--- START Extracted material ---

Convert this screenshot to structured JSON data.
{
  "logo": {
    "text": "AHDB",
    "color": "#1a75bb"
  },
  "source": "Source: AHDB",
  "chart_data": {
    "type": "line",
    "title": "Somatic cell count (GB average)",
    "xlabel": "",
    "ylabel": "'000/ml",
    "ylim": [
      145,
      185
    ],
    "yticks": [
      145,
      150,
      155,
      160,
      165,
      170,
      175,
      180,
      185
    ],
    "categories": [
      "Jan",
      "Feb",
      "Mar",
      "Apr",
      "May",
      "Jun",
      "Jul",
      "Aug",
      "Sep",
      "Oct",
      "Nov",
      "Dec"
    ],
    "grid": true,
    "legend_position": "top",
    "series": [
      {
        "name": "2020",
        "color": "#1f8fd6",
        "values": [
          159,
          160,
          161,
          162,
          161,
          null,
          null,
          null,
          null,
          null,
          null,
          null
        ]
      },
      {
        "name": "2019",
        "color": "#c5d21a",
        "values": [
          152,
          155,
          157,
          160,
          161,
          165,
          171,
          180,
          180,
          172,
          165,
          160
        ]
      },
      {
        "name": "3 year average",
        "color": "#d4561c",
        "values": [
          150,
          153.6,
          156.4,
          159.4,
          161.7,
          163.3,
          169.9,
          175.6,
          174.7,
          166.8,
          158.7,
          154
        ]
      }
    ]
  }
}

--- END Extracted material ---

*Task prompt*.
Transcribe the full listing above without leaving anything out.

*Final result*.
Convert this screenshot to structured JSON data.
{
  "logo": {
    "text": "AHDB",
    "color": "#1a75bb"
  },
  "source": "Source: AHDB",
  "chart_data": {
    "type": "line",
    "title": "Somatic cell count (GB average)",
    "xlabel": "",
    "ylabel": "'000/ml",
    "ylim": [
      145,
      185
    ],
    "yticks": [
      145,
      150,
      155,
      160,
      165,
      170,
      175,
      180,
      185
    ],
    "categories": [
      "Jan",
      "Feb",
      "Mar",
      "Apr",
      "May",
      "Jun",
      "Jul",
      "Aug",
      "Sep",
      "Oct",
      "Nov",
      "Dec"
    ],
    "grid": true,
    "legend_position": "top",
    "series": [
      {
        "name": "2020",
        "color": "#1f8fd6",
        "values": [
          159,
          160,
          161,
          162,
          161,
          null,
          null,
          null,
          null,
          null,
          null,
          null
        ]
      },
      {
        "name": "2019",
        "color": "#c5d21a",
        "values": [
          152,
          155,
          157,
          160,
          161,
          165,
          171,
          180,
          180,
          172,
          165,
          160
        ]
      },
      {
        "name": "3 year average",
        "color": "#d4561c",
        "values": [
          150,
          153.6,
          156.4,
          159.4,
          161.7,
          163.3,
          169.9,
          175.6,
          174.7,
          166.8,
          158.7,
          154
        ]
      }
    ]
  }
}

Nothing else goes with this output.